Records from a collection
☆ ☆ ☆ ☆ ☆ ☆ ☆

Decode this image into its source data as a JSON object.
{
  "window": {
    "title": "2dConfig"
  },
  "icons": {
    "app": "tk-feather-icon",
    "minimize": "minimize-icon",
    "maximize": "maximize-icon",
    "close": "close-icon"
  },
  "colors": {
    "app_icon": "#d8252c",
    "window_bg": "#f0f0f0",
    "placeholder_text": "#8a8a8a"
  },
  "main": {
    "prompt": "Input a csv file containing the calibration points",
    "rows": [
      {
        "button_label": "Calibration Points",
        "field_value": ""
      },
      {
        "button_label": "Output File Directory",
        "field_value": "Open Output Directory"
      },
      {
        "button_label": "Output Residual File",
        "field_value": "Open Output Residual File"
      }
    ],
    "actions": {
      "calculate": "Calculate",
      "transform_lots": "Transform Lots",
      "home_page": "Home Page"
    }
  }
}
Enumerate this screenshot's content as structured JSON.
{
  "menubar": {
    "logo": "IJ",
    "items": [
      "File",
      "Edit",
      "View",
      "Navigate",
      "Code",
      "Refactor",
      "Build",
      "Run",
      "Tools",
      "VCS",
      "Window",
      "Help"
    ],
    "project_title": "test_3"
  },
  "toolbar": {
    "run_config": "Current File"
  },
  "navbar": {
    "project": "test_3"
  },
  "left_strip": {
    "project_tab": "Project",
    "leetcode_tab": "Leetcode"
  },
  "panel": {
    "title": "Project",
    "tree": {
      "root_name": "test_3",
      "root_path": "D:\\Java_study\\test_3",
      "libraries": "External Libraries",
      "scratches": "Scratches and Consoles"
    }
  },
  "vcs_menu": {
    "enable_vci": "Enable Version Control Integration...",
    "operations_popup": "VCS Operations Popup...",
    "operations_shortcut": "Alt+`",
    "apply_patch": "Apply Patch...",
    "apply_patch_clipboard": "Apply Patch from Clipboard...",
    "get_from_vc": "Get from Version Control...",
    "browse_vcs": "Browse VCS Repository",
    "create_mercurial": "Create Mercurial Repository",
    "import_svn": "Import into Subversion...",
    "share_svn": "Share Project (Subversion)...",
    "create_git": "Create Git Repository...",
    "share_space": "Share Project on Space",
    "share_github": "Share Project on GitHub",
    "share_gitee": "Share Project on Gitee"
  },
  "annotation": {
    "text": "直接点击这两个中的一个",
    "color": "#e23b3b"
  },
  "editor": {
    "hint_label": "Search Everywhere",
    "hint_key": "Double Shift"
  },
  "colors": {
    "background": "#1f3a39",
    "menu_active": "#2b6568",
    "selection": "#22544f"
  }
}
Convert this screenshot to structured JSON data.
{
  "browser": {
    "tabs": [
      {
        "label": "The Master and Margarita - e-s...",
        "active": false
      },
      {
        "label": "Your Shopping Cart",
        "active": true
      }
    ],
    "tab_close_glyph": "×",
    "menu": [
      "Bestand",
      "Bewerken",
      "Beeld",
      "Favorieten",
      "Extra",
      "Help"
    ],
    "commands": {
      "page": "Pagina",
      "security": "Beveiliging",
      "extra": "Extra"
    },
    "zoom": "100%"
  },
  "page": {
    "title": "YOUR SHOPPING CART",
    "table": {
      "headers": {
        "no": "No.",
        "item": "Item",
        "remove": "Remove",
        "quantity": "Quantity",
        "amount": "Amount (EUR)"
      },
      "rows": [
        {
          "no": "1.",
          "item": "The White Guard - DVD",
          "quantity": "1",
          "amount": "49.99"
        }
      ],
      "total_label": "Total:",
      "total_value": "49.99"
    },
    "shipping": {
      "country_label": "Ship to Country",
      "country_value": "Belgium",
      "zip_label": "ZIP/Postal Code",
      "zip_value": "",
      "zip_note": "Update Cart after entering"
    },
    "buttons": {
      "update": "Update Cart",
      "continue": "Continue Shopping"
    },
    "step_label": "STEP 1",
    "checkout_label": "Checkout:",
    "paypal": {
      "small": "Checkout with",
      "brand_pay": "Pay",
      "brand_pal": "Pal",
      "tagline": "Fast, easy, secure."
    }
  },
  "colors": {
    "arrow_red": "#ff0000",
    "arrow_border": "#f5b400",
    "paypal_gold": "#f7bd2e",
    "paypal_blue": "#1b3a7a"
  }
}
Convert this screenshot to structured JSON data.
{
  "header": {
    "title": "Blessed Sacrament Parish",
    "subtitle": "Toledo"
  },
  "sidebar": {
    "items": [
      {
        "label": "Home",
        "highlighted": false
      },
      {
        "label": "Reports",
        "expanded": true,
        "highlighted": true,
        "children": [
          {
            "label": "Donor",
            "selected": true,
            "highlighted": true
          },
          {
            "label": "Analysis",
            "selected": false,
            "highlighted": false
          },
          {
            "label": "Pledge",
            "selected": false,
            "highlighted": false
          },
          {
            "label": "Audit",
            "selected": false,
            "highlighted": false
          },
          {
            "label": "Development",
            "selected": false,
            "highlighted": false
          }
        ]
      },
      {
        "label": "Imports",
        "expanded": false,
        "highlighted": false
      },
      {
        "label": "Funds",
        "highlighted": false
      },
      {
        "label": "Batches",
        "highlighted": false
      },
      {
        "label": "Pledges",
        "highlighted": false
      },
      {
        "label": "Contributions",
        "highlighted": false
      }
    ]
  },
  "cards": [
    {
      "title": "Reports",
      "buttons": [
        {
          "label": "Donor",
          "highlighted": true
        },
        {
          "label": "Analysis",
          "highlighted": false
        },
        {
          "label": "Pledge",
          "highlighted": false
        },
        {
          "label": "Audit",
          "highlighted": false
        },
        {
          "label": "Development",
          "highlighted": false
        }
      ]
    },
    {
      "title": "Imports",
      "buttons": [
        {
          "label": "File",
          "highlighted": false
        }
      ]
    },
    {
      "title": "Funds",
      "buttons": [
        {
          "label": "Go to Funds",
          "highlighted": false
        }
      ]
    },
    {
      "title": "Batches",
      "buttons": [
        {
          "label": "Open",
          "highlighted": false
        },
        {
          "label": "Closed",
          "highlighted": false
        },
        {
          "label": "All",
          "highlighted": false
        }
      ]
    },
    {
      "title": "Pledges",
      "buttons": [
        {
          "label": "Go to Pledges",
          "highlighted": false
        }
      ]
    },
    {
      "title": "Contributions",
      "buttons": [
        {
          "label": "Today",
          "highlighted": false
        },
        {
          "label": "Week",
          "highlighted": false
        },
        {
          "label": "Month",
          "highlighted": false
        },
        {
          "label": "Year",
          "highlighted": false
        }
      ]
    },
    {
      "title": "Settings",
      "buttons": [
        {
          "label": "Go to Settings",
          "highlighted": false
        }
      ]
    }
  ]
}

☆ ☆ ☆ ☆ ☆ ☆ ☆

### Description of the task
Take the records above and return them exactly as written.

### The output
Decode this image into its source data as a JSON object.
{
  "window": {
    "title": "2dConfig"
  },
  "icons": {
    "app": "tk-feather-icon",
    "minimize": "minimize-icon",
    "maximize": "maximize-icon",
    "close": "close-icon"
  },
  "colors": {
    "app_icon": "#d8252c",
    "window_bg": "#f0f0f0",
    "placeholder_text": "#8a8a8a"
  },
  "main": {
    "prompt": "Input a csv file containing the calibration points",
    "rows": [
      {
        "button_label": "Calibration Points",
        "field_value": ""
      },
      {
        "button_label": "Output File Directory",
        "field_value": "Open Output Directory"
      },
      {
        "button_label": "Output Residual File",
        "field_value": "Open Output Residual File"
      }
    ],
    "actions": {
      "calculate": "Calculate",
      "transform_lots": "Transform Lots",
      "home_page": "Home Page"
    }
  }
}
Enumerate this screenshot's content as structured JSON.
{
  "menubar": {
    "logo": "IJ",
    "items": [
      "File",
      "Edit",
      "View",
      "Navigate",
      "Code",
      "Refactor",
      "Build",
      "Run",
      "Tools",
      "VCS",
      "Window",
      "Help"
    ],
    "project_title": "test_3"
  },
  "toolbar": {
    "run_config": "Current File"
  },
  "navbar": {
    "project": "test_3"
  },
  "left_strip": {
    "project_tab": "Project",
    "leetcode_tab": "Leetcode"
  },
  "panel": {
    "title": "Project",
    "tree": {
      "root_name": "test_3",
      "root_path": "D:\\Java_study\\test_3",
      "libraries": "External Libraries",
      "scratches": "Scratches and Consoles"
    }
  },
  "vcs_menu": {
    "enable_vci": "Enable Version Control Integration...",
    "operations_popup": "VCS Operations Popup...",
    "operations_shortcut": "Alt+`",
    "apply_patch": "Apply Patch...",
    "apply_patch_clipboard": "Apply Patch from Clipboard...",
    "get_from_vc": "Get from Version Control...",
    "browse_vcs": "Browse VCS Repository",
    "create_mercurial": "Create Mercurial Repository",
    "import_svn": "Import into Subversion...",
    "share_svn": "Share Project (Subversion)...",
    "create_git": "Create Git Repository...",
    "share_space": "Share Project on Space",
    "share_github": "Share Project on GitHub",
    "share_gitee": "Share Project on Gitee"
  },
  "annotation": {
    "text": "直接点击这两个中的一个",
    "color": "#e23b3b"
  },
  "editor": {
    "hint_label": "Search Everywhere",
    "hint_key": "Double Shift"
  },
  "colors": {
    "background": "#1f3a39",
    "menu_active": "#2b6568",
    "selection": "#22544f"
  }
}
Convert this screenshot to structured JSON data.
{
  "browser": {
    "tabs": [
      {
        "label": "The Master and Margarita - e-s...",
        "active": false
      },
      {
        "label": "Your Shopping Cart",
        "active": true
      }
    ],
    "tab_close_glyph": "×",
    "menu": [
      "Bestand",
      "Bewerken",
      "Beeld",
      "Favorieten",
      "Extra",
      "Help"
    ],
    "commands": {
      "page": "Pagina",
      "security": "Beveiliging",
      "extra": "Extra"
    },
    "zoom": "100%"
  },
  "page": {
    "title": "YOUR SHOPPING CART",
    "table": {
      "headers": {
        "no": "No.",
        "item": "Item",
        "remove": "Remove",
        "quantity": "Quantity",
        "amount": "Amount (EUR)"
      },
      "rows": [
        {
          "no": "1.",
          "item": "The White Guard - DVD",
          "quantity": "1",
          "amount": "49.99"
        }
      ],
      "total_label": "Total:",
      "total_value": "49.99"
    },
    "shipping": {
      "country_label": "Ship to Country",
      "country_value": "Belgium",
      "zip_label": "ZIP/Postal Code",
      "zip_value": "",
      "zip_note": "Update Cart after entering"
    },
    "buttons": {
      "update": "Update Cart",
      "continue": "Continue Shopping"
    },
    "step_label": "STEP 1",
    "checkout_label": "Checkout:",
    "paypal": {
      "small": "Checkout with",
      "brand_pay": "Pay",
      "brand_pal": "Pal",
      "tagline": "Fast, easy, secure."
    }
  },
  "colors": {
    "arrow_red": "#ff0000",
    "arrow_border": "#f5b400",
    "paypal_gold": "#f7bd2e",
    "paypal_blue": "#1b3a7a"
  }
}
Convert this screenshot to structured JSON data.
{
  "header": {
    "title": "Blessed Sacrament Parish",
    "subtitle": "Toledo"
  },
  "sidebar": {
    "items": [
      {
        "label": "Home",
        "highlighted": false
      },
      {
        "label": "Reports",
        "expanded": true,
        "highlighted": true,
        "children": [
          {
            "label": "Donor",
            "selected": true,
            "highlighted": true
          },
          {
            "label": "Analysis",
            "selected": false,
            "highlighted": false
          },
          {
            "label": "Pledge",
            "selected": false,
            "highlighted": false
          },
          {
            "label": "Audit",
            "selected": false,
            "highlighted": false
          },
          {
            "label": "Development",
            "selected": false,
            "highlighted": false
          }
        ]
      },
      {
        "label": "Imports",
        "expanded": false,
        "highlighted": false
      },
      {
        "label": "Funds",
        "highlighted": false
      },
      {
        "label": "Batches",
        "highlighted": false
      },
      {
        "label": "Pledges",
        "highlighted": false
      },
      {
        "label": "Contributions",
        "highlighted": false
      }
    ]
  },
  "cards": [
    {
      "title": "Reports",
      "buttons": [
        {
          "label": "Donor",
          "highlighted": true
        },
        {
          "label": "Analysis",
          "highlighted": false
        },
        {
          "label": "Pledge",
          "highlighted": false
        },
        {
          "label": "Audit",
          "highlighted": false
        },
        {
          "label": "Development",
          "highlighted": false
        }
      ]
    },
    {
      "title": "Imports",
      "buttons": [
        {
          "label": "File",
          "highlighted": false
        }
      ]
    },
    {
      "title": "Funds",
      "buttons": [
        {
          "label": "Go to Funds",
          "highlighted": false
        }
      ]
    },
    {
      "title": "Batches",
      "buttons": [
        {
          "label": "Open",
          "highlighted": false
        },
        {
          "label": "Closed",
          "highlighted": false
        },
        {
          "label": "All",
          "highlighted": false
        }
      ]
    },
    {
      "title": "Pledges",
      "buttons": [
        {
          "label": "Go to Pledges",
          "highlighted": false
        }
      ]
    },
    {
      "title": "Contributions",
      "buttons": [
        {
          "label": "Today",
          "highlighted": false
        },
        {
          "label": "Week",
          "highlighted": false
        },
        {
          "label": "Month",
          "highlighted": false
        },
        {
          "label": "Year",
          "highlighted": false
        }
      ]
    },
    {
      "title": "Settings",
      "buttons": [
        {
          "label": "Go to Settings",
          "highlighted": false
        }
      ]
    }
  ]
}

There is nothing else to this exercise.